■ GOAL: Reproduce the listing below without any change.

[Data excerpts]

____

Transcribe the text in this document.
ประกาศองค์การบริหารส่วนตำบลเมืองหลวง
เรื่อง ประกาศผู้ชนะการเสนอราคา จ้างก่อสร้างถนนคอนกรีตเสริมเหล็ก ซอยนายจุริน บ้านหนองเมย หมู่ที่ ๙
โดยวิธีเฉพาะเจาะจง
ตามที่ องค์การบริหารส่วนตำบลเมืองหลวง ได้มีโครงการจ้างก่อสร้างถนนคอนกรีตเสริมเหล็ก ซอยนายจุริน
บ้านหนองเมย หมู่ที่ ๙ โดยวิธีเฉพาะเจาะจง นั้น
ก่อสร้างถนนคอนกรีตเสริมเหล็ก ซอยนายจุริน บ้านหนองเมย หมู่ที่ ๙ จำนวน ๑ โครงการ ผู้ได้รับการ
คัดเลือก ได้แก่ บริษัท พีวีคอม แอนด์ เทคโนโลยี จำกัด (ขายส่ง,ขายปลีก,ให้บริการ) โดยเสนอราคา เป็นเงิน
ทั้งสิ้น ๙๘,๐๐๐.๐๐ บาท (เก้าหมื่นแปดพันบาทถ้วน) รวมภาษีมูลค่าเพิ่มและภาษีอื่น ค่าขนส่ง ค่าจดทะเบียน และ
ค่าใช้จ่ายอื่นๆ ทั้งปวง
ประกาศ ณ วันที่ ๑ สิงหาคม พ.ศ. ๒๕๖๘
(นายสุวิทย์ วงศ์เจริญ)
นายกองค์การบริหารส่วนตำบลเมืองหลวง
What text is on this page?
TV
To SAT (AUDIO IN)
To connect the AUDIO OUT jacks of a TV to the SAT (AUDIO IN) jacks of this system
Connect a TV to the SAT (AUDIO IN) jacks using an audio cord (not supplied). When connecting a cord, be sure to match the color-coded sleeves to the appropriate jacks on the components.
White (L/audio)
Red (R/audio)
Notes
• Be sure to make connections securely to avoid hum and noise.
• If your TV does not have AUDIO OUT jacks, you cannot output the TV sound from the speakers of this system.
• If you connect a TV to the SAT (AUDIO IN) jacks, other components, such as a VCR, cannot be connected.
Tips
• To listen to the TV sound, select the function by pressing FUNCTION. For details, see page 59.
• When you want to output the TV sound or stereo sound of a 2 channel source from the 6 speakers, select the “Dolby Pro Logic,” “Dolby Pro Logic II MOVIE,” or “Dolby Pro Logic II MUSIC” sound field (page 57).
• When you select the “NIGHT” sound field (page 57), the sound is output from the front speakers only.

____

■ COMPLETE ANSWER:
Transcribe the text in this document.
ประกาศองค์การบริหารส่วนตำบลเมืองหลวง
เรื่อง ประกาศผู้ชนะการเสนอราคา จ้างก่อสร้างถนนคอนกรีตเสริมเหล็ก ซอยนายจุริน บ้านหนองเมย หมู่ที่ ๙
โดยวิธีเฉพาะเจาะจง
ตามที่ องค์การบริหารส่วนตำบลเมืองหลวง ได้มีโครงการจ้างก่อสร้างถนนคอนกรีตเสริมเหล็ก ซอยนายจุริน
บ้านหนองเมย หมู่ที่ ๙ โดยวิธีเฉพาะเจาะจง นั้น
ก่อสร้างถนนคอนกรีตเสริมเหล็ก ซอยนายจุริน บ้านหนองเมย หมู่ที่ ๙ จำนวน ๑ โครงการ ผู้ได้รับการ
คัดเลือก ได้แก่ บริษัท พีวีคอม แอนด์ เทคโนโลยี จำกัด (ขายส่ง,ขายปลีก,ให้บริการ) โดยเสนอราคา เป็นเงิน
ทั้งสิ้น ๙๘,๐๐๐.๐๐ บาท (เก้าหมื่นแปดพันบาทถ้วน) รวมภาษีมูลค่าเพิ่มและภาษีอื่น ค่าขนส่ง ค่าจดทะเบียน และ
ค่าใช้จ่ายอื่นๆ ทั้งปวง
ประกาศ ณ วันที่ ๑ สิงหาคม พ.ศ. ๒๕๖๘
(นายสุวิทย์ วงศ์เจริญ)
นายกองค์การบริหารส่วนตำบลเมืองหลวง
What text is on this page?
TV
To SAT (AUDIO IN)
To connect the AUDIO OUT jacks of a TV to the SAT (AUDIO IN) jacks of this system
Connect a TV to the SAT (AUDIO IN) jacks using an audio cord (not supplied). When connecting a cord, be sure to match the color-coded sleeves to the appropriate jacks on the components.
White (L/audio)
Red (R/audio)
Notes
• Be sure to make connections securely to avoid hum and noise.
• If your TV does not have AUDIO OUT jacks, you cannot output the TV sound from the speakers of this system.
• If you connect a TV to the SAT (AUDIO IN) jacks, other components, such as a VCR, cannot be connected.
Tips
• To listen to the TV sound, select the function by pressing FUNCTION. For details, see page 59.
• When you want to output the TV sound or stereo sound of a 2 channel source from the 6 speakers, select the “Dolby Pro Logic,” “Dolby Pro Logic II MOVIE,” or “Dolby Pro Logic II MUSIC” sound field (page 57).
• When you select the “NIGHT” sound field (page 57), the sound is output from the front speakers only.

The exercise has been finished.